SOURCE DATA:
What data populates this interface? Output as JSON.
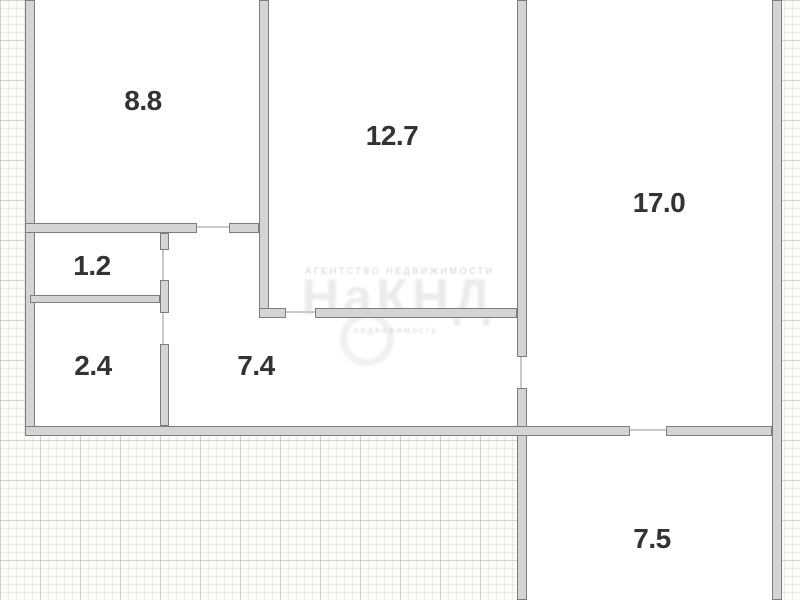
{
  "type": "apartment-floor-plan",
  "rooms": [
    {
      "id": "room-top-left",
      "area_label": "8.8"
    },
    {
      "id": "room-top-middle",
      "area_label": "12.7"
    },
    {
      "id": "room-right",
      "area_label": "17.0"
    },
    {
      "id": "room-vestibule",
      "area_label": "1.2"
    },
    {
      "id": "room-storage",
      "area_label": "2.4"
    },
    {
      "id": "room-hallway",
      "area_label": "7.4"
    },
    {
      "id": "room-bottom-right",
      "area_label": "7.5"
    }
  ],
  "watermark": {
    "line1": "АГЕНТСТВО НЕДВИЖИМОСТИ",
    "big": "НаКНД",
    "line2": "недвижимость"
  },
  "colors": {
    "wall_fill": "#d4d4d4",
    "wall_edge": "#7d7d7d",
    "label_text": "#333333",
    "exterior_grid_bg": "#fcfcf9",
    "interior_bg": "#ffffff"
  }
}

GIVEN EXERCISE:
Repeat the listing in full and exactly. Do not include any images.

FINISHED ANSWER:
What data populates this interface? Output as JSON.
{
  "type": "apartment-floor-plan",
  "rooms": [
    {
      "id": "room-top-left",
      "area_label": "8.8"
    },
    {
      "id": "room-top-middle",
      "area_label": "12.7"
    },
    {
      "id": "room-right",
      "area_label": "17.0"
    },
    {
      "id": "room-vestibule",
      "area_label": "1.2"
    },
    {
      "id": "room-storage",
      "area_label": "2.4"
    },
    {
      "id": "room-hallway",
      "area_label": "7.4"
    },
    {
      "id": "room-bottom-right",
      "area_label": "7.5"
    }
  ],
  "watermark": {
    "line1": "АГЕНТСТВО НЕДВИЖИМОСТИ",
    "big": "НаКНД",
    "line2": "недвижимость"
  },
  "colors": {
    "wall_fill": "#d4d4d4",
    "wall_edge": "#7d7d7d",
    "label_text": "#333333",
    "exterior_grid_bg": "#fcfcf9",
    "interior_bg": "#ffffff"
  }
}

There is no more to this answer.